■ **Data provided**:
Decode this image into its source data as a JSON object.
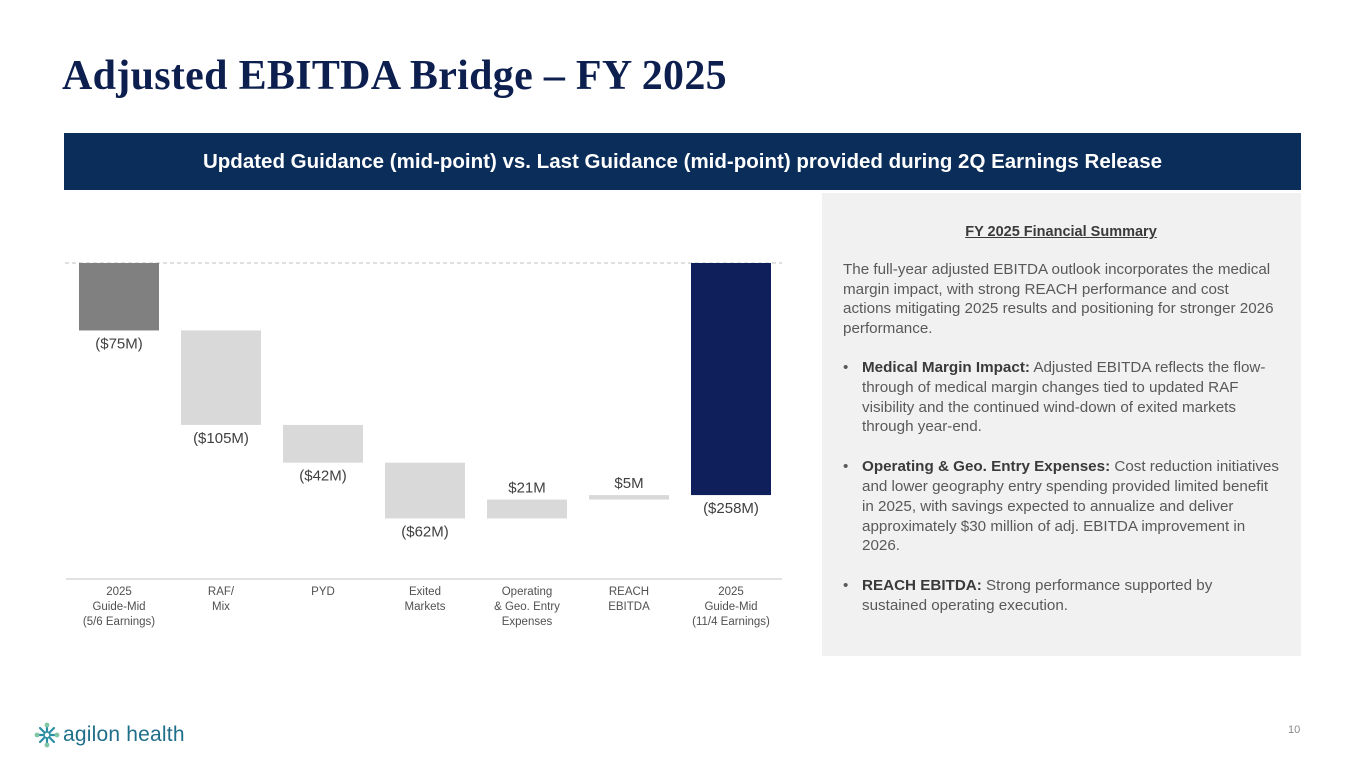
{
  "title": "Adjusted EBITDA Bridge – FY 2025",
  "banner": "Updated Guidance (mid-point) vs. Last Guidance (mid-point) provided during 2Q Earnings Release",
  "colors": {
    "navy": "#0b2d5a",
    "chart_total_navy": "#0e1f5b",
    "start_gray": "#808080",
    "step_gray": "#d9d9d9",
    "logo_teal": "#1f6f8a"
  },
  "chart_data": {
    "type": "bar",
    "subtype": "waterfall",
    "title": "",
    "xlabel": "",
    "ylabel": "",
    "categories": [
      "2025\nGuide-Mid\n(5/6 Earnings)",
      "RAF/\nMix",
      "PYD",
      "Exited\nMarkets",
      "Operating\n& Geo. Entry\nExpenses",
      "REACH\nEBITDA",
      "2025\nGuide-Mid\n(11/4 Earnings)"
    ],
    "values": [
      -75,
      -105,
      -42,
      -62,
      21,
      5,
      -258
    ],
    "value_labels": [
      "($75M)",
      "($105M)",
      "($42M)",
      "($62M)",
      "$21M",
      "$5M",
      "($258M)"
    ],
    "kinds": [
      "total",
      "step",
      "step",
      "step",
      "step",
      "step",
      "total"
    ],
    "units": "$M",
    "baseline": 0,
    "ylim": [
      -300,
      0
    ]
  },
  "summary": {
    "heading": "FY 2025 Financial Summary",
    "intro": "The full-year adjusted EBITDA outlook incorporates the medical margin impact, with strong REACH performance and cost actions mitigating 2025 results and positioning for stronger 2026 performance.",
    "bullets": [
      {
        "bold": "Medical Margin Impact:",
        "text": " Adjusted EBITDA reflects the flow-through of medical margin changes tied to updated RAF visibility and the continued wind-down of exited markets through year-end."
      },
      {
        "bold": "Operating & Geo. Entry Expenses:",
        "text": " Cost reduction initiatives and lower geography entry spending provided limited benefit in 2025, with savings expected to annualize and deliver approximately $30 million of adj. EBITDA improvement in 2026."
      },
      {
        "bold": "REACH EBITDA:",
        "text": " Strong performance supported by sustained operating execution."
      }
    ]
  },
  "logo": {
    "text": "agilon health",
    "icon": "agilon-logo-icon"
  },
  "page_number": "10"
}
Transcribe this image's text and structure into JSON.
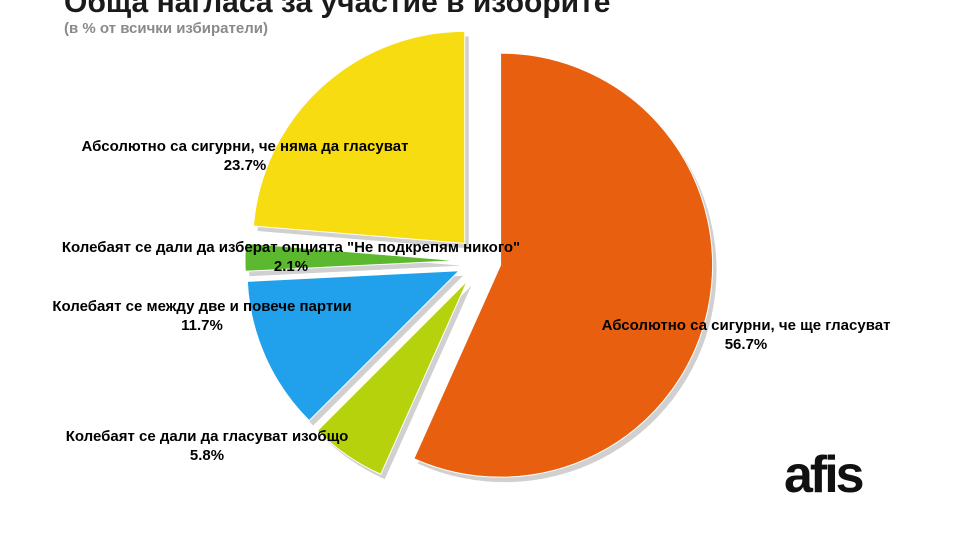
{
  "title": "Обща нагласа за участие в изборите",
  "subtitle": "(в % от всички избиратели)",
  "logo_text": "afis",
  "chart_data": {
    "type": "pie",
    "title": "Обща нагласа за участие в изборите",
    "subtitle": "(в % от всички избиратели)",
    "unit": "%",
    "slices": [
      {
        "label": "Абсолютно са сигурни, че ще гласуват",
        "value": 56.7,
        "value_label": "56.7%",
        "color": "#E8600F"
      },
      {
        "label": "Колебаят се дали да гласуват изобщо",
        "value": 5.8,
        "value_label": "5.8%",
        "color": "#B5D20C"
      },
      {
        "label": "Колебаят се между две и повече партии",
        "value": 11.7,
        "value_label": "11.7%",
        "color": "#21A1EC"
      },
      {
        "label": "Колебаят се дали да изберат опцията \"Не подкрепям никого\"",
        "value": 2.1,
        "value_label": "2.1%",
        "color": "#5CB82E"
      },
      {
        "label": "Абсолютно са сигурни, че няма да гласуват",
        "value": 23.7,
        "value_label": "23.7%",
        "color": "#F7DC12"
      }
    ]
  }
}
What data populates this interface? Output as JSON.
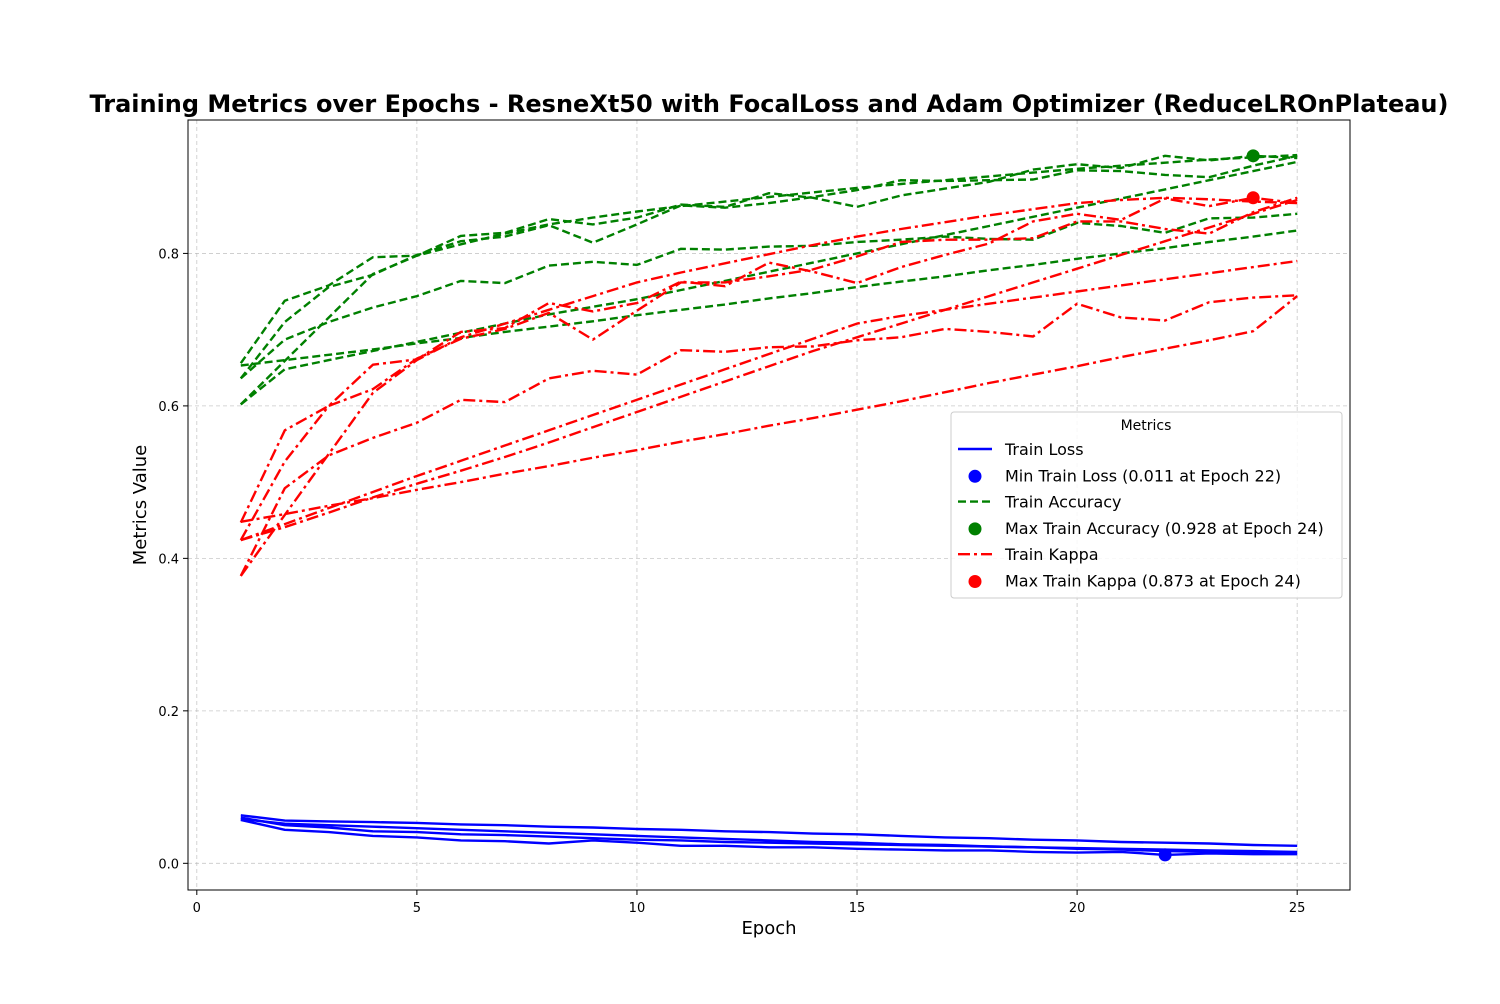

■ **Brief**: Pick out each line containing the string "JSON" and copy it.

■ **Output of the task**:
Decode this image into its source data as a JSON object.
Transcribe this image's text and structure into JSON.
What data populates this interface? Output as JSON.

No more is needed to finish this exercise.